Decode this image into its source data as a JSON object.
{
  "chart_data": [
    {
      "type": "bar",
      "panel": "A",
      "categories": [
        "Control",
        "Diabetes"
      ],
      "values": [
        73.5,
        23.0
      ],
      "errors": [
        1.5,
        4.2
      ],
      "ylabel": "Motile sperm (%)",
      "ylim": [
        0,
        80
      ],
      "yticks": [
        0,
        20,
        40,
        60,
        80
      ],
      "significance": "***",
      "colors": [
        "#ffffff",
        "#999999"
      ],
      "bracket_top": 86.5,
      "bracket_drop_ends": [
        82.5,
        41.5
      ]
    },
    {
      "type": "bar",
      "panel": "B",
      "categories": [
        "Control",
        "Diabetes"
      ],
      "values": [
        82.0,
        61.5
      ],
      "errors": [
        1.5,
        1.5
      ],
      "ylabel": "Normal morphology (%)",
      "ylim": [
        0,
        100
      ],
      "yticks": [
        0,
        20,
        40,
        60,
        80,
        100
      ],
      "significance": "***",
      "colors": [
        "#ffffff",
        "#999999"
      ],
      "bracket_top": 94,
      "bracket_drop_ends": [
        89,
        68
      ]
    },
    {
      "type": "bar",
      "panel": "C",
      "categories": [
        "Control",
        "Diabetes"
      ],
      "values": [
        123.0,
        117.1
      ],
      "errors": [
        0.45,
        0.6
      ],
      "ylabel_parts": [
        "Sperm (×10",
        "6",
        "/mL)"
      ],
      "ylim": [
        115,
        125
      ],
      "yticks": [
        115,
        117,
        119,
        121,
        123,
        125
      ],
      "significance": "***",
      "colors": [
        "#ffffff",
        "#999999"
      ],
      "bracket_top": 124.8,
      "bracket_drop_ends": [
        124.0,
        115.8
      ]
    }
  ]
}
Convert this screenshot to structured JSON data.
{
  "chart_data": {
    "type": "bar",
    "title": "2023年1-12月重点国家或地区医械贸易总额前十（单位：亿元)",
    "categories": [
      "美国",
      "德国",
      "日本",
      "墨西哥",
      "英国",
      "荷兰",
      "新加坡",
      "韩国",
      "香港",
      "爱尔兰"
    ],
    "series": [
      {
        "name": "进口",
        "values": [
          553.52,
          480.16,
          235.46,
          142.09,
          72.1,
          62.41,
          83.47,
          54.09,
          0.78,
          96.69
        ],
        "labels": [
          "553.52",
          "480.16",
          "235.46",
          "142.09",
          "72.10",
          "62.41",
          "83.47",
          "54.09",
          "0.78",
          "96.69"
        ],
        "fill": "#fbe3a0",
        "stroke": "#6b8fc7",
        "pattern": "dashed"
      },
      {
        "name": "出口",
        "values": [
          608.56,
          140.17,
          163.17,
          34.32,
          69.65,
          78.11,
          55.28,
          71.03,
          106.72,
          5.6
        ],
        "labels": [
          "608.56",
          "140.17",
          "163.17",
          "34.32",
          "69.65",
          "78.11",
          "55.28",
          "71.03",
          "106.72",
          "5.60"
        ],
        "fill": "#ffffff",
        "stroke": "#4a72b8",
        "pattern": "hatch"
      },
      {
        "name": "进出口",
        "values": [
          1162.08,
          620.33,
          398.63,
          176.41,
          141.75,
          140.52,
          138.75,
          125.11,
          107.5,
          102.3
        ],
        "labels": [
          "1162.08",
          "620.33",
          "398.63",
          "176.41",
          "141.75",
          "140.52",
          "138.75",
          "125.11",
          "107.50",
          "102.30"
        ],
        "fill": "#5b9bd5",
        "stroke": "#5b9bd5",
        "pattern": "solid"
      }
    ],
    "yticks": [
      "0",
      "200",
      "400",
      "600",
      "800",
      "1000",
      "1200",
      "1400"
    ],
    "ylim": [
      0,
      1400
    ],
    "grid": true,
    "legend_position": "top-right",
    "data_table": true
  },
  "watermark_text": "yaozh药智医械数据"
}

# # # #

- _REQUIREMENT_:
Exact output of every entry is required.

- _TASK RESPONSE_:
Decode this image into its source data as a JSON object.
{
  "chart_data": [
    {
      "type": "bar",
      "panel": "A",
      "categories": [
        "Control",
        "Diabetes"
      ],
      "values": [
        73.5,
        23.0
      ],
      "errors": [
        1.5,
        4.2
      ],
      "ylabel": "Motile sperm (%)",
      "ylim": [
        0,
        80
      ],
      "yticks": [
        0,
        20,
        40,
        60,
        80
      ],
      "significance": "***",
      "colors": [
        "#ffffff",
        "#999999"
      ],
      "bracket_top": 86.5,
      "bracket_drop_ends": [
        82.5,
        41.5
      ]
    },
    {
      "type": "bar",
      "panel": "B",
      "categories": [
        "Control",
        "Diabetes"
      ],
      "values": [
        82.0,
        61.5
      ],
      "errors": [
        1.5,
        1.5
      ],
      "ylabel": "Normal morphology (%)",
      "ylim": [
        0,
        100
      ],
      "yticks": [
        0,
        20,
        40,
        60,
        80,
        100
      ],
      "significance": "***",
      "colors": [
        "#ffffff",
        "#999999"
      ],
      "bracket_top": 94,
      "bracket_drop_ends": [
        89,
        68
      ]
    },
    {
      "type": "bar",
      "panel": "C",
      "categories": [
        "Control",
        "Diabetes"
      ],
      "values": [
        123.0,
        117.1
      ],
      "errors": [
        0.45,
        0.6
      ],
      "ylabel_parts": [
        "Sperm (×10",
        "6",
        "/mL)"
      ],
      "ylim": [
        115,
        125
      ],
      "yticks": [
        115,
        117,
        119,
        121,
        123,
        125
      ],
      "significance": "***",
      "colors": [
        "#ffffff",
        "#999999"
      ],
      "bracket_top": 124.8,
      "bracket_drop_ends": [
        124.0,
        115.8
      ]
    }
  ]
}
Convert this screenshot to structured JSON data.
{
  "chart_data": {
    "type": "bar",
    "title": "2023年1-12月重点国家或地区医械贸易总额前十（单位：亿元)",
    "categories": [
      "美国",
      "德国",
      "日本",
      "墨西哥",
      "英国",
      "荷兰",
      "新加坡",
      "韩国",
      "香港",
      "爱尔兰"
    ],
    "series": [
      {
        "name": "进口",
        "values": [
          553.52,
          480.16,
          235.46,
          142.09,
          72.1,
          62.41,
          83.47,
          54.09,
          0.78,
          96.69
        ],
        "labels": [
          "553.52",
          "480.16",
          "235.46",
          "142.09",
          "72.10",
          "62.41",
          "83.47",
          "54.09",
          "0.78",
          "96.69"
        ],
        "fill": "#fbe3a0",
        "stroke": "#6b8fc7",
        "pattern": "dashed"
      },
      {
        "name": "出口",
        "values": [
          608.56,
          140.17,
          163.17,
          34.32,
          69.65,
          78.11,
          55.28,
          71.03,
          106.72,
          5.6
        ],
        "labels": [
          "608.56",
          "140.17",
          "163.17",
          "34.32",
          "69.65",
          "78.11",
          "55.28",
          "71.03",
          "106.72",
          "5.60"
        ],
        "fill": "#ffffff",
        "stroke": "#4a72b8",
        "pattern": "hatch"
      },
      {
        "name": "进出口",
        "values": [
          1162.08,
          620.33,
          398.63,
          176.41,
          141.75,
          140.52,
          138.75,
          125.11,
          107.5,
          102.3
        ],
        "labels": [
          "1162.08",
          "620.33",
          "398.63",
          "176.41",
          "141.75",
          "140.52",
          "138.75",
          "125.11",
          "107.50",
          "102.30"
        ],
        "fill": "#5b9bd5",
        "stroke": "#5b9bd5",
        "pattern": "solid"
      }
    ],
    "yticks": [
      "0",
      "200",
      "400",
      "600",
      "800",
      "1000",
      "1200",
      "1400"
    ],
    "ylim": [
      0,
      1400
    ],
    "grid": true,
    "legend_position": "top-right",
    "data_table": true
  },
  "watermark_text": "yaozh药智医械数据"
}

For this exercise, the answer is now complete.